=== Task goal ===
Select every line containing the word "desemprego" from the material, and copy those lines.

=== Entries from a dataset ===
• • • • •
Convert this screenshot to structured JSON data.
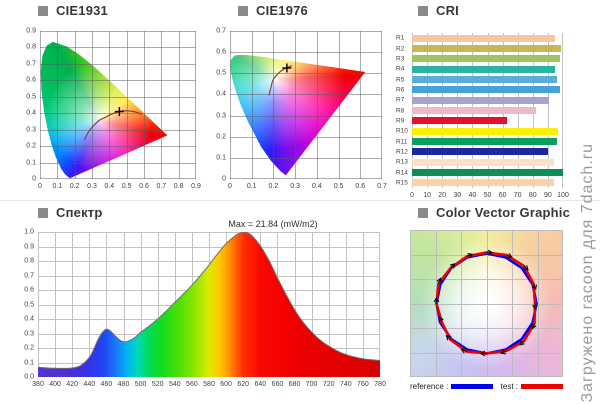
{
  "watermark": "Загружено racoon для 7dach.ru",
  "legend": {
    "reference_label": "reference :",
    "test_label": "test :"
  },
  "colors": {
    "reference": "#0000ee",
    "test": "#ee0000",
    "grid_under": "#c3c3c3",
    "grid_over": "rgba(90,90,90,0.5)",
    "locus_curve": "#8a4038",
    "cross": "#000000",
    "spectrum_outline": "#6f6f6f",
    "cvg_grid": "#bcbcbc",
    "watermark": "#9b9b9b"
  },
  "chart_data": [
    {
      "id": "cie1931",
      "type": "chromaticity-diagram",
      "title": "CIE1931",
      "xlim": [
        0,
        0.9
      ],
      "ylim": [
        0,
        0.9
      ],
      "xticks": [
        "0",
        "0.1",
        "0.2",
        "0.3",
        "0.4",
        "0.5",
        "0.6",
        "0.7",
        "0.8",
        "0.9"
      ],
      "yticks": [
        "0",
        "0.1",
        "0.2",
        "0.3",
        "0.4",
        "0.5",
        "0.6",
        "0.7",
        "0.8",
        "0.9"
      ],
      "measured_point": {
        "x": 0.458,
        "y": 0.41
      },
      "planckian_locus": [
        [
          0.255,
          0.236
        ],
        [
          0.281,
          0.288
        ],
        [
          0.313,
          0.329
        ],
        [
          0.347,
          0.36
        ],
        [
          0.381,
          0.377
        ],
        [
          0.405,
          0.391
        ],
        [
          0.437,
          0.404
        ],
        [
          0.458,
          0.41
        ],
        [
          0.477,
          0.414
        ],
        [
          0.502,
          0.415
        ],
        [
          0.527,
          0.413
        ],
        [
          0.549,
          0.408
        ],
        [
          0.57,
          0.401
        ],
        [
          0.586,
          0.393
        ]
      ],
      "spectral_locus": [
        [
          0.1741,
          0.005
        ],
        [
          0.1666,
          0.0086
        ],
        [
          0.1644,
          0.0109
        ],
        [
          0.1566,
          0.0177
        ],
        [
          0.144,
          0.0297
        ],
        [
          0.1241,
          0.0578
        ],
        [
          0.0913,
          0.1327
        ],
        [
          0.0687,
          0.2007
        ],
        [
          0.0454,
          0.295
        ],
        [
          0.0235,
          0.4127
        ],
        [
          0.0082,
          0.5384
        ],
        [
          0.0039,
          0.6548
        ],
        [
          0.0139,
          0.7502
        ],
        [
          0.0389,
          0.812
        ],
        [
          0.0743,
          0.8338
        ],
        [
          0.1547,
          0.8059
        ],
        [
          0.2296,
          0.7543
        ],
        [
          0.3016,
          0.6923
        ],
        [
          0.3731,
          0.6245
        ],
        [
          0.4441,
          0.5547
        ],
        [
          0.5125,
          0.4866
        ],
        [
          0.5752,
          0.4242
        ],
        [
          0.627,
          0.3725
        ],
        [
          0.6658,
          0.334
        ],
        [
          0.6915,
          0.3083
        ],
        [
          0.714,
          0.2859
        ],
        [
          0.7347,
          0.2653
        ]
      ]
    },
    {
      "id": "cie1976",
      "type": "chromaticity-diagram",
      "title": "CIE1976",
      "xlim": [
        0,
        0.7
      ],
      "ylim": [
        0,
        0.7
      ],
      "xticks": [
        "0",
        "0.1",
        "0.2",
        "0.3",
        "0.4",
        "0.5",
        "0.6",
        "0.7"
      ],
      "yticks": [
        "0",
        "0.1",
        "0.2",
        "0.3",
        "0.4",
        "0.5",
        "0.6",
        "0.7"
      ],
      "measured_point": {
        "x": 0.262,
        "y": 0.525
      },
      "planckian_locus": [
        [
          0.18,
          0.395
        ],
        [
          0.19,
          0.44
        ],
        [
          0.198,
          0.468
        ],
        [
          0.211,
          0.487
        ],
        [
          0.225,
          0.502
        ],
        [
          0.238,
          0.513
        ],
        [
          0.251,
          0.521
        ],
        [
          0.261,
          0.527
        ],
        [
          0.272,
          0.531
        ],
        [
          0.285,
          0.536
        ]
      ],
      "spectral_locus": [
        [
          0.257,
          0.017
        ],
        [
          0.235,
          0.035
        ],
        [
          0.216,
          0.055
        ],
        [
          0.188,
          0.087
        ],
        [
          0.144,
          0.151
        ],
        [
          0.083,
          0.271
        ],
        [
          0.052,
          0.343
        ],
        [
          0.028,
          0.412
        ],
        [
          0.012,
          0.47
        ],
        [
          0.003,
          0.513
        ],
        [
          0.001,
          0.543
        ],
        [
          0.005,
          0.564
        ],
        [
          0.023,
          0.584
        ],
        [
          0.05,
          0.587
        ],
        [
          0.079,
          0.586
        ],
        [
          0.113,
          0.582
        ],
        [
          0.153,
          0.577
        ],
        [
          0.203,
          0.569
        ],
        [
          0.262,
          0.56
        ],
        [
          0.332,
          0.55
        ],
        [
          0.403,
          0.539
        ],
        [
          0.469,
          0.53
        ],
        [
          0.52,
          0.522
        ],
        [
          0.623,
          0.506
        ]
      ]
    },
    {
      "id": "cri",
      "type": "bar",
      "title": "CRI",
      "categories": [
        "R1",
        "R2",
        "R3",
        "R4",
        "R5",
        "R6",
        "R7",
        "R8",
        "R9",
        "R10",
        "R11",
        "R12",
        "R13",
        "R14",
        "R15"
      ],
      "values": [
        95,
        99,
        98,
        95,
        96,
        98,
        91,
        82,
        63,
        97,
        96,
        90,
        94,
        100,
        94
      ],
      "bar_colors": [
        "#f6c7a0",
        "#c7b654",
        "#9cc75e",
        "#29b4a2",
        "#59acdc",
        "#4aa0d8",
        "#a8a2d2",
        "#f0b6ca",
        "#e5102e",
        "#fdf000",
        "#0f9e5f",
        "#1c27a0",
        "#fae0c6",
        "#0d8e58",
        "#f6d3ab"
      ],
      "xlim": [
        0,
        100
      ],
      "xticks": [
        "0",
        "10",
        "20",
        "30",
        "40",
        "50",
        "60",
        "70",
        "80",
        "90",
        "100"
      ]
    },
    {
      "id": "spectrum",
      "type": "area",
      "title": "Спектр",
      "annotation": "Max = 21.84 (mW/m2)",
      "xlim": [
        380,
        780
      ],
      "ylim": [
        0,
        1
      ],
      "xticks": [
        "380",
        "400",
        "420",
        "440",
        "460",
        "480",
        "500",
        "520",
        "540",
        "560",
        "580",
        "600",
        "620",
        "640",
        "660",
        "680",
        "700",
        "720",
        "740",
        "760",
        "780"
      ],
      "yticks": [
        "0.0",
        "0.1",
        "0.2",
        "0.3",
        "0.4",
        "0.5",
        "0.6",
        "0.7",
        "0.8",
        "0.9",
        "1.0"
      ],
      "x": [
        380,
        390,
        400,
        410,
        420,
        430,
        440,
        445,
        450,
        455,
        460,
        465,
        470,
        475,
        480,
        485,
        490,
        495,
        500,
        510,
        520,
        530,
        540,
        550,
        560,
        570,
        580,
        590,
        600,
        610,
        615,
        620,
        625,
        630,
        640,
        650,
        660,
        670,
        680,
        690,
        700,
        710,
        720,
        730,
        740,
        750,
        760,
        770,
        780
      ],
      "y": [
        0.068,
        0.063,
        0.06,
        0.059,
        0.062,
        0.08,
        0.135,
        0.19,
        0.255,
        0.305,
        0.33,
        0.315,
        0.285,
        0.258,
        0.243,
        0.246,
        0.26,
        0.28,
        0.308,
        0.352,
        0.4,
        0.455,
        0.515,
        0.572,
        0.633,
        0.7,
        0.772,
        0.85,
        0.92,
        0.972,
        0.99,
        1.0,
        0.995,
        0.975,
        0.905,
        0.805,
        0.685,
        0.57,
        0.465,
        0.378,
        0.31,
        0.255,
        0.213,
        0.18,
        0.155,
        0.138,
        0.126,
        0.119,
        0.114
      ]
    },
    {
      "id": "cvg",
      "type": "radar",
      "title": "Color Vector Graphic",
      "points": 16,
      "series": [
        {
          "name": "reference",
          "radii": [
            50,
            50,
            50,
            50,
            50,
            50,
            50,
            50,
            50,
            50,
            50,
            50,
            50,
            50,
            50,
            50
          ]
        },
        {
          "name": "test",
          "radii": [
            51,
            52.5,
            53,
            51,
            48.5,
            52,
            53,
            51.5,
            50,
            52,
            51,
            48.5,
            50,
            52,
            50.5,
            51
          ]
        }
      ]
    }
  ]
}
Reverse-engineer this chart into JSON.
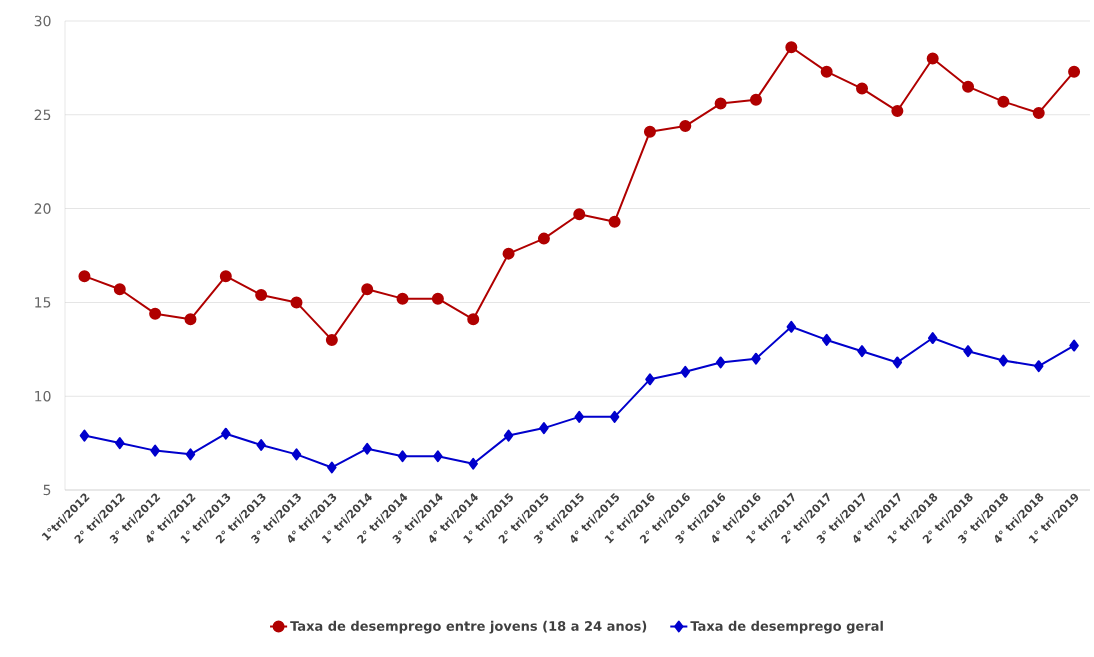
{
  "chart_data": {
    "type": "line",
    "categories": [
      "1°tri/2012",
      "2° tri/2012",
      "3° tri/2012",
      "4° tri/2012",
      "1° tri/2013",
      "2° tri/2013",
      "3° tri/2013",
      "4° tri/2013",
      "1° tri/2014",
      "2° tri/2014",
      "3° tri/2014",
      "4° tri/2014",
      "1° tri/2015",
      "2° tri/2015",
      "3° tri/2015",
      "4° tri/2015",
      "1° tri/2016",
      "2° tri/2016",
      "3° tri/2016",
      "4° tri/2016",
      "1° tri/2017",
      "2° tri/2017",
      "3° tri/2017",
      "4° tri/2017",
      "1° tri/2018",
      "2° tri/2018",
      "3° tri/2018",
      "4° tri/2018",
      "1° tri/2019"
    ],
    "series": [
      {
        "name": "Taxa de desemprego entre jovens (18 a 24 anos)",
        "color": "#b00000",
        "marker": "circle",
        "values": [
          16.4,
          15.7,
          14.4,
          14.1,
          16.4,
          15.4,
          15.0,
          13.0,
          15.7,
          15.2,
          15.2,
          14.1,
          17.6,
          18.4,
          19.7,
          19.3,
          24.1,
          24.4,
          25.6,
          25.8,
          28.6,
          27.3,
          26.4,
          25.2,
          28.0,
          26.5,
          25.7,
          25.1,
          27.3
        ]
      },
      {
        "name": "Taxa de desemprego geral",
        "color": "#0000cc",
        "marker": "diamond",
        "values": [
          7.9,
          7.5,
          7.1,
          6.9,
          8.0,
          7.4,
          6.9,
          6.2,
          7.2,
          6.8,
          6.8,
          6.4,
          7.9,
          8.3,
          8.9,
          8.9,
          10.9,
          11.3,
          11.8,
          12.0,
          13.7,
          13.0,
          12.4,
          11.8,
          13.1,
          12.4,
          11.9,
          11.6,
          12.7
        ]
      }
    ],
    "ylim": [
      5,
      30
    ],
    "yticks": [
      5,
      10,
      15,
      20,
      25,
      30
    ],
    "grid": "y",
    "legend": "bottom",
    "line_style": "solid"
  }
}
• • • • •
=== Solved problem ===
        "name": "Taxa de desemprego entre jovens (18 a 24 anos)",
        "name": "Taxa de desemprego geral",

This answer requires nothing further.